REQUIREMENT | Repeat the listing in full. Nothing may be added or left out.

--- Start ITEMS ---

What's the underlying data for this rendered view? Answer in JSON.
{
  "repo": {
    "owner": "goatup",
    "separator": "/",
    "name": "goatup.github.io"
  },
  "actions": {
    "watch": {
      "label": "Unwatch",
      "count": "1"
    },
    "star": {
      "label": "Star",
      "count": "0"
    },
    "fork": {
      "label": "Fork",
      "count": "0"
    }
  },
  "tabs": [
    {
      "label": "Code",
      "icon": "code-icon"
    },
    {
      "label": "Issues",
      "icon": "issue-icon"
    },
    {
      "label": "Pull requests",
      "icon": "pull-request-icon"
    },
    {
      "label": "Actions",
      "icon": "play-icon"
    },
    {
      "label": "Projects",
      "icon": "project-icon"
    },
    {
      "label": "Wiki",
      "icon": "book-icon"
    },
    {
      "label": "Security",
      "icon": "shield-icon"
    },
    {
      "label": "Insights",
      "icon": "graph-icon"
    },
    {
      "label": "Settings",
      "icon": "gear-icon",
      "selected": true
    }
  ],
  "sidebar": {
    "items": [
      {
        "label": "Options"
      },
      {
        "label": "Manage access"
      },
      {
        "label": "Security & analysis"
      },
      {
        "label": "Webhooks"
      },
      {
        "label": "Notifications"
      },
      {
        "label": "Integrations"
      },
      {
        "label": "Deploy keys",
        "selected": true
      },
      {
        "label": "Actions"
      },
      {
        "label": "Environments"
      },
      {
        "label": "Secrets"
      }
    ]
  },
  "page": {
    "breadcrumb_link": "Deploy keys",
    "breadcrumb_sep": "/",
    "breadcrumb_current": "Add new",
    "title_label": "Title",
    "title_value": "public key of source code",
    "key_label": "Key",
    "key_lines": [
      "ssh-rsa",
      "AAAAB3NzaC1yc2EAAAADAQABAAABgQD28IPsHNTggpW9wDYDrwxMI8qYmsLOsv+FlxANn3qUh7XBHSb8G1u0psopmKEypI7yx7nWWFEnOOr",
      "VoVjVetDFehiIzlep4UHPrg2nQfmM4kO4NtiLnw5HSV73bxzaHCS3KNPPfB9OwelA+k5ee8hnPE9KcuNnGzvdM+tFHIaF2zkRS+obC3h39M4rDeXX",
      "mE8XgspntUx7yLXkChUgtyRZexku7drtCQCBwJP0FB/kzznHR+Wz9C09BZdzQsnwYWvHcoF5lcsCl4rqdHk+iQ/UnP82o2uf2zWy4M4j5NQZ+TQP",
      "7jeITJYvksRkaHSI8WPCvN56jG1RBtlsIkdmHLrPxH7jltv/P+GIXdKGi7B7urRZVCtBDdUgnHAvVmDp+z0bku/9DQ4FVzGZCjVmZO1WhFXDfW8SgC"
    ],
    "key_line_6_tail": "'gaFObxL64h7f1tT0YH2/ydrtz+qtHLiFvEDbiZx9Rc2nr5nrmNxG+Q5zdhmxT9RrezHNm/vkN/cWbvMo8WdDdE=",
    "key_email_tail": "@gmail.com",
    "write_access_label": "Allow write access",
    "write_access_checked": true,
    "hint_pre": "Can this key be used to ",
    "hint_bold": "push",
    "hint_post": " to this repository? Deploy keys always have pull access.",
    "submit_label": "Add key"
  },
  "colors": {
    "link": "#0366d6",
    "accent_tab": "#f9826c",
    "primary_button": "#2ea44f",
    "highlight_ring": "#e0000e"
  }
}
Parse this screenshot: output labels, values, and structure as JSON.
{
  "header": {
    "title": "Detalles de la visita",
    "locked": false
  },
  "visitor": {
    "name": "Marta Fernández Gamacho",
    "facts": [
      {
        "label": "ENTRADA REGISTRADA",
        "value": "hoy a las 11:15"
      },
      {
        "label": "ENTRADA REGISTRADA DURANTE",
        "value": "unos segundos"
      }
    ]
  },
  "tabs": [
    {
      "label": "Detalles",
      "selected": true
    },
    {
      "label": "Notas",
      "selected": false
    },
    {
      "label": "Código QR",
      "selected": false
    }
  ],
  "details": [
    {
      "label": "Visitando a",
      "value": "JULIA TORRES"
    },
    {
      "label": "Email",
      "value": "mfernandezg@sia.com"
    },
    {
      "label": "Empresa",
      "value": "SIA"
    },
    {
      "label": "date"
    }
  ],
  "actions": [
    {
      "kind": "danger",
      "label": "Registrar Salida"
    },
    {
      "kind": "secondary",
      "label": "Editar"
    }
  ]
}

--- End ITEMS ---

FINISHED TASK |
What's the underlying data for this rendered view? Answer in JSON.
{
  "repo": {
    "owner": "goatup",
    "separator": "/",
    "name": "goatup.github.io"
  },
  "actions": {
    "watch": {
      "label": "Unwatch",
      "count": "1"
    },
    "star": {
      "label": "Star",
      "count": "0"
    },
    "fork": {
      "label": "Fork",
      "count": "0"
    }
  },
  "tabs": [
    {
      "label": "Code",
      "icon": "code-icon"
    },
    {
      "label": "Issues",
      "icon": "issue-icon"
    },
    {
      "label": "Pull requests",
      "icon": "pull-request-icon"
    },
    {
      "label": "Actions",
      "icon": "play-icon"
    },
    {
      "label": "Projects",
      "icon": "project-icon"
    },
    {
      "label": "Wiki",
      "icon": "book-icon"
    },
    {
      "label": "Security",
      "icon": "shield-icon"
    },
    {
      "label": "Insights",
      "icon": "graph-icon"
    },
    {
      "label": "Settings",
      "icon": "gear-icon",
      "selected": true
    }
  ],
  "sidebar": {
    "items": [
      {
        "label": "Options"
      },
      {
        "label": "Manage access"
      },
      {
        "label": "Security & analysis"
      },
      {
        "label": "Webhooks"
      },
      {
        "label": "Notifications"
      },
      {
        "label": "Integrations"
      },
      {
        "label": "Deploy keys",
        "selected": true
      },
      {
        "label": "Actions"
      },
      {
        "label": "Environments"
      },
      {
        "label": "Secrets"
      }
    ]
  },
  "page": {
    "breadcrumb_link": "Deploy keys",
    "breadcrumb_sep": "/",
    "breadcrumb_current": "Add new",
    "title_label": "Title",
    "title_value": "public key of source code",
    "key_label": "Key",
    "key_lines": [
      "ssh-rsa",
      "AAAAB3NzaC1yc2EAAAADAQABAAABgQD28IPsHNTggpW9wDYDrwxMI8qYmsLOsv+FlxANn3qUh7XBHSb8G1u0psopmKEypI7yx7nWWFEnOOr",
      "VoVjVetDFehiIzlep4UHPrg2nQfmM4kO4NtiLnw5HSV73bxzaHCS3KNPPfB9OwelA+k5ee8hnPE9KcuNnGzvdM+tFHIaF2zkRS+obC3h39M4rDeXX",
      "mE8XgspntUx7yLXkChUgtyRZexku7drtCQCBwJP0FB/kzznHR+Wz9C09BZdzQsnwYWvHcoF5lcsCl4rqdHk+iQ/UnP82o2uf2zWy4M4j5NQZ+TQP",
      "7jeITJYvksRkaHSI8WPCvN56jG1RBtlsIkdmHLrPxH7jltv/P+GIXdKGi7B7urRZVCtBDdUgnHAvVmDp+z0bku/9DQ4FVzGZCjVmZO1WhFXDfW8SgC"
    ],
    "key_line_6_tail": "'gaFObxL64h7f1tT0YH2/ydrtz+qtHLiFvEDbiZx9Rc2nr5nrmNxG+Q5zdhmxT9RrezHNm/vkN/cWbvMo8WdDdE=",
    "key_email_tail": "@gmail.com",
    "write_access_label": "Allow write access",
    "write_access_checked": true,
    "hint_pre": "Can this key be used to ",
    "hint_bold": "push",
    "hint_post": " to this repository? Deploy keys always have pull access.",
    "submit_label": "Add key"
  },
  "colors": {
    "link": "#0366d6",
    "accent_tab": "#f9826c",
    "primary_button": "#2ea44f",
    "highlight_ring": "#e0000e"
  }
}
Parse this screenshot: output labels, values, and structure as JSON.
{
  "header": {
    "title": "Detalles de la visita",
    "locked": false
  },
  "visitor": {
    "name": "Marta Fernández Gamacho",
    "facts": [
      {
        "label": "ENTRADA REGISTRADA",
        "value": "hoy a las 11:15"
      },
      {
        "label": "ENTRADA REGISTRADA DURANTE",
        "value": "unos segundos"
      }
    ]
  },
  "tabs": [
    {
      "label": "Detalles",
      "selected": true
    },
    {
      "label": "Notas",
      "selected": false
    },
    {
      "label": "Código QR",
      "selected": false
    }
  ],
  "details": [
    {
      "label": "Visitando a",
      "value": "JULIA TORRES"
    },
    {
      "label": "Email",
      "value": "mfernandezg@sia.com"
    },
    {
      "label": "Empresa",
      "value": "SIA"
    },
    {
      "label": "date"
    }
  ],
  "actions": [
    {
      "kind": "danger",
      "label": "Registrar Salida"
    },
    {
      "kind": "secondary",
      "label": "Editar"
    }
  ]
}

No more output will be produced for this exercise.